* Problem to solve *
Set down the material below in full, matching it exactly.
[BEGIN Entries]
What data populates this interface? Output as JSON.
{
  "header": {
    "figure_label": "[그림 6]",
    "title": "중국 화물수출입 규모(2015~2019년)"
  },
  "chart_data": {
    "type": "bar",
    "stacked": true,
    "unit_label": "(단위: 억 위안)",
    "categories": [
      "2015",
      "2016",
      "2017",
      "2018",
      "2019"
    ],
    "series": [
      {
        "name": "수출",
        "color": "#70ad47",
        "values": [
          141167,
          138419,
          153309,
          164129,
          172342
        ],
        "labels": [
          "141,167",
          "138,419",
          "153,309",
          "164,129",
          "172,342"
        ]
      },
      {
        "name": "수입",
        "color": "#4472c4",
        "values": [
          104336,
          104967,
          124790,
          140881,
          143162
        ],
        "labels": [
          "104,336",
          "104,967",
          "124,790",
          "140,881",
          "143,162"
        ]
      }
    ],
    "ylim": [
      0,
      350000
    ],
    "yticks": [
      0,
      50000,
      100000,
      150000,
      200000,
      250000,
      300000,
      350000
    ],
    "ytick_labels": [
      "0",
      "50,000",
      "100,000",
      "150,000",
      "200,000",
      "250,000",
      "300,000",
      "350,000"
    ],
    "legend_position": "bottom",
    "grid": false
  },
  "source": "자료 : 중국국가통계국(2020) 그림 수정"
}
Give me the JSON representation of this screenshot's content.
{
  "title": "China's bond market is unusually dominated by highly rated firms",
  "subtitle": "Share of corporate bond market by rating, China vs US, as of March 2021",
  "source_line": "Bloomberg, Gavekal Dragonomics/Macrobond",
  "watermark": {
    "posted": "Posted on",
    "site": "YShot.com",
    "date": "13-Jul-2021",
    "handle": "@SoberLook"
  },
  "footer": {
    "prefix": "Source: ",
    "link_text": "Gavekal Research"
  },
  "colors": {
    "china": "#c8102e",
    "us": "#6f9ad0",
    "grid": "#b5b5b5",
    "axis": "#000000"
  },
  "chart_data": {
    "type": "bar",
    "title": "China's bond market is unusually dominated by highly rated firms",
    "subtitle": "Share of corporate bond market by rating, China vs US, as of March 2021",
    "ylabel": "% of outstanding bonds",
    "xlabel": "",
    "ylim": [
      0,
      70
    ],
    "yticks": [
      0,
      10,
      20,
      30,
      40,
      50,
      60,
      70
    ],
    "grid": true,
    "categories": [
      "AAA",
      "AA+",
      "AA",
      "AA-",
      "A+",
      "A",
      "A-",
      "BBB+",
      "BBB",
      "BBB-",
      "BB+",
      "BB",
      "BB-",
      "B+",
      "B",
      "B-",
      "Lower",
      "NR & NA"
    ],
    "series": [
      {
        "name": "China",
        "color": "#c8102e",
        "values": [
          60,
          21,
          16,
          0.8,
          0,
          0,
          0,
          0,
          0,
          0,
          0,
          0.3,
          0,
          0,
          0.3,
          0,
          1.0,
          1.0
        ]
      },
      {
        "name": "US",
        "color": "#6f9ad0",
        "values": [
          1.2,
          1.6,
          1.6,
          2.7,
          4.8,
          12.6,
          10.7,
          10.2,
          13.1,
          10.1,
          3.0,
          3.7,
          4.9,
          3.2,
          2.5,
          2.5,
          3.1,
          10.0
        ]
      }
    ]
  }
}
[END Entries]
* Complete response *
What data populates this interface? Output as JSON.
{
  "header": {
    "figure_label": "[그림 6]",
    "title": "중국 화물수출입 규모(2015~2019년)"
  },
  "chart_data": {
    "type": "bar",
    "stacked": true,
    "unit_label": "(단위: 억 위안)",
    "categories": [
      "2015",
      "2016",
      "2017",
      "2018",
      "2019"
    ],
    "series": [
      {
        "name": "수출",
        "color": "#70ad47",
        "values": [
          141167,
          138419,
          153309,
          164129,
          172342
        ],
        "labels": [
          "141,167",
          "138,419",
          "153,309",
          "164,129",
          "172,342"
        ]
      },
      {
        "name": "수입",
        "color": "#4472c4",
        "values": [
          104336,
          104967,
          124790,
          140881,
          143162
        ],
        "labels": [
          "104,336",
          "104,967",
          "124,790",
          "140,881",
          "143,162"
        ]
      }
    ],
    "ylim": [
      0,
      350000
    ],
    "yticks": [
      0,
      50000,
      100000,
      150000,
      200000,
      250000,
      300000,
      350000
    ],
    "ytick_labels": [
      "0",
      "50,000",
      "100,000",
      "150,000",
      "200,000",
      "250,000",
      "300,000",
      "350,000"
    ],
    "legend_position": "bottom",
    "grid": false
  },
  "source": "자료 : 중국국가통계국(2020) 그림 수정"
}
Give me the JSON representation of this screenshot's content.
{
  "title": "China's bond market is unusually dominated by highly rated firms",
  "subtitle": "Share of corporate bond market by rating, China vs US, as of March 2021",
  "source_line": "Bloomberg, Gavekal Dragonomics/Macrobond",
  "watermark": {
    "posted": "Posted on",
    "site": "YShot.com",
    "date": "13-Jul-2021",
    "handle": "@SoberLook"
  },
  "footer": {
    "prefix": "Source: ",
    "link_text": "Gavekal Research"
  },
  "colors": {
    "china": "#c8102e",
    "us": "#6f9ad0",
    "grid": "#b5b5b5",
    "axis": "#000000"
  },
  "chart_data": {
    "type": "bar",
    "title": "China's bond market is unusually dominated by highly rated firms",
    "subtitle": "Share of corporate bond market by rating, China vs US, as of March 2021",
    "ylabel": "% of outstanding bonds",
    "xlabel": "",
    "ylim": [
      0,
      70
    ],
    "yticks": [
      0,
      10,
      20,
      30,
      40,
      50,
      60,
      70
    ],
    "grid": true,
    "categories": [
      "AAA",
      "AA+",
      "AA",
      "AA-",
      "A+",
      "A",
      "A-",
      "BBB+",
      "BBB",
      "BBB-",
      "BB+",
      "BB",
      "BB-",
      "B+",
      "B",
      "B-",
      "Lower",
      "NR & NA"
    ],
    "series": [
      {
        "name": "China",
        "color": "#c8102e",
        "values": [
          60,
          21,
          16,
          0.8,
          0,
          0,
          0,
          0,
          0,
          0,
          0,
          0.3,
          0,
          0,
          0.3,
          0,
          1.0,
          1.0
        ]
      },
      {
        "name": "US",
        "color": "#6f9ad0",
        "values": [
          1.2,
          1.6,
          1.6,
          2.7,
          4.8,
          12.6,
          10.7,
          10.2,
          13.1,
          10.1,
          3.0,
          3.7,
          4.9,
          3.2,
          2.5,
          2.5,
          3.1,
          10.0
        ]
      }
    ]
  }
}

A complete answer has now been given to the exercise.